▶ _Objective_: Say how many lines contain the word "data" and give no other text.
-- begin Provided entries --
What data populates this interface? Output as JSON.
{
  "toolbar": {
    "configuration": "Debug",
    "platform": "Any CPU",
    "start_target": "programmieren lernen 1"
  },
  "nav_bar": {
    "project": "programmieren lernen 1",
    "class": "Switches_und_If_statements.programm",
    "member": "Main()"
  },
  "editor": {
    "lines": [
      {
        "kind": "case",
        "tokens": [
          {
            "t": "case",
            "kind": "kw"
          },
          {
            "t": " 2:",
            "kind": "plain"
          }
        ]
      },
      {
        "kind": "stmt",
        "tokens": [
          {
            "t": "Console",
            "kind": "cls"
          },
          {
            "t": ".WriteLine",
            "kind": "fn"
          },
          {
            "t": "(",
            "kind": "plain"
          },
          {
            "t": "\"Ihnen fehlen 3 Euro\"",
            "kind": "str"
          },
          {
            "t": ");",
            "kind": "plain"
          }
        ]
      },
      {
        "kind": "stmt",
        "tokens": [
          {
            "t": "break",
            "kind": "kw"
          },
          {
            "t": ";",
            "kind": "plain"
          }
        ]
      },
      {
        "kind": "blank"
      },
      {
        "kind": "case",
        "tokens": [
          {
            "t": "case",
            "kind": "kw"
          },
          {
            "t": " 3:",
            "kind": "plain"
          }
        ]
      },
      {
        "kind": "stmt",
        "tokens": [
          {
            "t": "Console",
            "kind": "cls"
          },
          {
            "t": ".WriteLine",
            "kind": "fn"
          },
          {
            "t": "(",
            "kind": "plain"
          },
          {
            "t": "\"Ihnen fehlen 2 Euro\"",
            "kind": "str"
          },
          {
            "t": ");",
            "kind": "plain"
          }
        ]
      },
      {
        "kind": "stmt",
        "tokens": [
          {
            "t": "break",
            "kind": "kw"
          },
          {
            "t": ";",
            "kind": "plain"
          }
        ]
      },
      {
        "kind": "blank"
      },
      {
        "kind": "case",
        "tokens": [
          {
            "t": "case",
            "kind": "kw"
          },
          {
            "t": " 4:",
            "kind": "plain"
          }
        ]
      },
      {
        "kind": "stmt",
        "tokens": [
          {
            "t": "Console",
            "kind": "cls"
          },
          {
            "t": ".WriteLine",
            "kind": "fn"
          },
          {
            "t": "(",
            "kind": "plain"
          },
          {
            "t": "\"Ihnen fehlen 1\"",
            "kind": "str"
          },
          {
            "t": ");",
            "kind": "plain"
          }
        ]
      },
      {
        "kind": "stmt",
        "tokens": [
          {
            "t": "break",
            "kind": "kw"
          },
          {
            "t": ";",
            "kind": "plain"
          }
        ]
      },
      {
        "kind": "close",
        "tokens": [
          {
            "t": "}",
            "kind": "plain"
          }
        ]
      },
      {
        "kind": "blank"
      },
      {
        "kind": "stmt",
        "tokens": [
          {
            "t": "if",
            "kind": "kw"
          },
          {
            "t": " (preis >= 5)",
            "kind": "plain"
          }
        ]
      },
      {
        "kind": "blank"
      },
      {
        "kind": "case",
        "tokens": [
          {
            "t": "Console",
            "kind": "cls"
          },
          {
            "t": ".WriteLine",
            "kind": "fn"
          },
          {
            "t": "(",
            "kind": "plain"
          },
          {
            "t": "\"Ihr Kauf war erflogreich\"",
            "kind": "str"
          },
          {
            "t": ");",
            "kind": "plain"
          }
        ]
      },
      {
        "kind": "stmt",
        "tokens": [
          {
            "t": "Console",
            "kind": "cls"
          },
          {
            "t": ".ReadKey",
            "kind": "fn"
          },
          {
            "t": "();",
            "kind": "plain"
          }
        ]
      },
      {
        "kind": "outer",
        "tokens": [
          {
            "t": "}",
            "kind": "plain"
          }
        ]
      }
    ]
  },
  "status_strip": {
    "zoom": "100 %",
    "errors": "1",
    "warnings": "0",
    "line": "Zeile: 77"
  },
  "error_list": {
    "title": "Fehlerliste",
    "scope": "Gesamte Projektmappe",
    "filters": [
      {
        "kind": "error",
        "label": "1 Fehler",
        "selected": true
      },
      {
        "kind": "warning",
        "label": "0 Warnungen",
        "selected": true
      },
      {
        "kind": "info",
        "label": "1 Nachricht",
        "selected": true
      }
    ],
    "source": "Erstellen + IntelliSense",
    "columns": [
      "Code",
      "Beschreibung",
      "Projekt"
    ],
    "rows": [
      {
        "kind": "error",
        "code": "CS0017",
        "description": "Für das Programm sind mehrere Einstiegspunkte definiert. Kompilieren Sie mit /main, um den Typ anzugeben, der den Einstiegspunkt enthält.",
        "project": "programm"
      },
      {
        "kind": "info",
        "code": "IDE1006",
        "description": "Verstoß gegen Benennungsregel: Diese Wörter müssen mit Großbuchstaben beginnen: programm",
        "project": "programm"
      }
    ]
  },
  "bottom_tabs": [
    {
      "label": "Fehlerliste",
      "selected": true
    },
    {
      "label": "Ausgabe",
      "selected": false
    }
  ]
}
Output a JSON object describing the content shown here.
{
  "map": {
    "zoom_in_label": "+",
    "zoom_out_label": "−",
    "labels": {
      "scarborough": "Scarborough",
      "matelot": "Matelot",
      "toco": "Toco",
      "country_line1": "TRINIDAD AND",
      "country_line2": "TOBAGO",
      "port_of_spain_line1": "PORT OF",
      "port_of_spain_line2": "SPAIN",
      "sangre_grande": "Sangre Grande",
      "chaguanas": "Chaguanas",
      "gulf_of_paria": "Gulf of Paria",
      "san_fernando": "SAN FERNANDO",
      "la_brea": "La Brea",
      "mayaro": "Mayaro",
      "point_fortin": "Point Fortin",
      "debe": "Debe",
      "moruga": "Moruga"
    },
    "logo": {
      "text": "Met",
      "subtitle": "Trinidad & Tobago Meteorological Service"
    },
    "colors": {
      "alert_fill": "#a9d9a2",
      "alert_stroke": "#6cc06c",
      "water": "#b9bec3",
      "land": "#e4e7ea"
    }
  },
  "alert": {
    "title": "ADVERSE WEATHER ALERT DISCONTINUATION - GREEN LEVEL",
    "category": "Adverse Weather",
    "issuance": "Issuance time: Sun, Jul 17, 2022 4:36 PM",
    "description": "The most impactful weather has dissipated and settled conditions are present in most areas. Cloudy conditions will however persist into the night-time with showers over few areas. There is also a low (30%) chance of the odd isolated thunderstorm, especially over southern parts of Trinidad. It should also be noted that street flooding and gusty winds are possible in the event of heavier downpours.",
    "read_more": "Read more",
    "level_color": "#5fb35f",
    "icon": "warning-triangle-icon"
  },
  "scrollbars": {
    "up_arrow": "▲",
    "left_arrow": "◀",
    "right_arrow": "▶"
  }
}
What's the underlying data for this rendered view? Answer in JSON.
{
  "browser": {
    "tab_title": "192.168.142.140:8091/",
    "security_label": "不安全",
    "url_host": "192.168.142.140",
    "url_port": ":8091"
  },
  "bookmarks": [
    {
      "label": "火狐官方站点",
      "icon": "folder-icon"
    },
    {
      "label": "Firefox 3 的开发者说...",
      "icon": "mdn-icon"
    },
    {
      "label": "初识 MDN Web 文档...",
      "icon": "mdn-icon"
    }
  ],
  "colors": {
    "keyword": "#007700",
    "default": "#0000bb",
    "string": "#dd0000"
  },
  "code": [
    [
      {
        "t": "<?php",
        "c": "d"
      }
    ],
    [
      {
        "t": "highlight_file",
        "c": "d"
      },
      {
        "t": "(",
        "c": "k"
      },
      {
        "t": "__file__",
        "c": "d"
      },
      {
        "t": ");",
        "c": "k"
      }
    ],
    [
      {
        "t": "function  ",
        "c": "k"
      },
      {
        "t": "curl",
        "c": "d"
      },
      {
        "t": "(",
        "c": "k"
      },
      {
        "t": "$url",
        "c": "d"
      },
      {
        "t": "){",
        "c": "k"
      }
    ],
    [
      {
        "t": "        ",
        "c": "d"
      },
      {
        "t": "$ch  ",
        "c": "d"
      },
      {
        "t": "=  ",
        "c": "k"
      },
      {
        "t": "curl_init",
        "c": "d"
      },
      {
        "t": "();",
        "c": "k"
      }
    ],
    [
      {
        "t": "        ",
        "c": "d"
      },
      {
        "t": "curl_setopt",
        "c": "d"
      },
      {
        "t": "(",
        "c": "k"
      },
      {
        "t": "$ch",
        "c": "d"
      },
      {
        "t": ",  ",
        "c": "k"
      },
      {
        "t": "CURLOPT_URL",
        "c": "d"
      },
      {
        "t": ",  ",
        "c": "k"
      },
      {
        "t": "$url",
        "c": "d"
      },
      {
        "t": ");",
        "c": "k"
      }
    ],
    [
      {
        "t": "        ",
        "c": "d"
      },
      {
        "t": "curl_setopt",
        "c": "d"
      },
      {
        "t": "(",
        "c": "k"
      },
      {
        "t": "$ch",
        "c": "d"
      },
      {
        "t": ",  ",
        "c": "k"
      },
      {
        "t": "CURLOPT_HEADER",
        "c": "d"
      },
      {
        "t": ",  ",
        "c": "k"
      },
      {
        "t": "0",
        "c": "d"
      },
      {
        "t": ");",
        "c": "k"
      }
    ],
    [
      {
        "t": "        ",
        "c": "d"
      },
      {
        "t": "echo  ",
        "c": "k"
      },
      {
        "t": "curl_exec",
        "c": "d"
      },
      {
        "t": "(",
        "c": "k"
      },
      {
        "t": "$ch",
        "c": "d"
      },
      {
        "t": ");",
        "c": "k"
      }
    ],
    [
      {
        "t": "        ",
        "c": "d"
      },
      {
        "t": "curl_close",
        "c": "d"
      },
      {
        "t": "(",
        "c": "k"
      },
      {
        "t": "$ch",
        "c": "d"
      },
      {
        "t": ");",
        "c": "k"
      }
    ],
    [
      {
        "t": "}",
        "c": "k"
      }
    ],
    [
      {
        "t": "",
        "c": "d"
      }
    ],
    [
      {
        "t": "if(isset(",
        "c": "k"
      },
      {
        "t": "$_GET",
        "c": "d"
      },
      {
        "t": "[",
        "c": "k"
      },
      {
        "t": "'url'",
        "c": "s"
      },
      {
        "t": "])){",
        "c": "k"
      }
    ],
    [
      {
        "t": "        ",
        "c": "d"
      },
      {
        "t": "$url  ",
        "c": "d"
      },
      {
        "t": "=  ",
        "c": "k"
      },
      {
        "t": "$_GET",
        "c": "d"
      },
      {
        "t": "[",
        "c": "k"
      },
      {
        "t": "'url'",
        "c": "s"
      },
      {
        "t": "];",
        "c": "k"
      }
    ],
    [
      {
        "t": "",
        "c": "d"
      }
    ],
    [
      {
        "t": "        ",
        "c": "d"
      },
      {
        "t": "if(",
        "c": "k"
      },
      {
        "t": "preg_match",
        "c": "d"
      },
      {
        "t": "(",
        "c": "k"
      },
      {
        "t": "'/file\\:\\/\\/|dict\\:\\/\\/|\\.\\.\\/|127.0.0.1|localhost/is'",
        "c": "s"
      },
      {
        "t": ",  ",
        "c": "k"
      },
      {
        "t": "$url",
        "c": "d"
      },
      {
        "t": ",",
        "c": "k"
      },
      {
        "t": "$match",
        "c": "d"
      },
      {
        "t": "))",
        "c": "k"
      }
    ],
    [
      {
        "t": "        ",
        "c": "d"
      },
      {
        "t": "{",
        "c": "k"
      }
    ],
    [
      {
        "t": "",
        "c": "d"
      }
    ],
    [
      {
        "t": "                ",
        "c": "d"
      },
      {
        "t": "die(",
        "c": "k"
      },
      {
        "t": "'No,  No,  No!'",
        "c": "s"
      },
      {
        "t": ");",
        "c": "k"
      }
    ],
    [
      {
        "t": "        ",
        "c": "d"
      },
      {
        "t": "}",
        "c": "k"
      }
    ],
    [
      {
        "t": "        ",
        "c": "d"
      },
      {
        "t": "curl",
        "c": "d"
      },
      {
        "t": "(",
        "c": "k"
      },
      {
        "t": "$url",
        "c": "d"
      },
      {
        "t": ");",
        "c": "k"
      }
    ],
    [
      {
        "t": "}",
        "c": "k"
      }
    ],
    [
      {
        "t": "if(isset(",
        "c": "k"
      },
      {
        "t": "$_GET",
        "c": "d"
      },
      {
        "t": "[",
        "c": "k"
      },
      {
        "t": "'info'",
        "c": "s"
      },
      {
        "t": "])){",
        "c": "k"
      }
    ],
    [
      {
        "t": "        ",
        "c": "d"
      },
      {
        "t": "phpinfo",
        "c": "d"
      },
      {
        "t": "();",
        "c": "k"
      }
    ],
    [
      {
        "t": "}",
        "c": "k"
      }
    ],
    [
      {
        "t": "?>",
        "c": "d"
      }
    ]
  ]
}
-- end Provided entries --
▶ _Solution to this task_: 2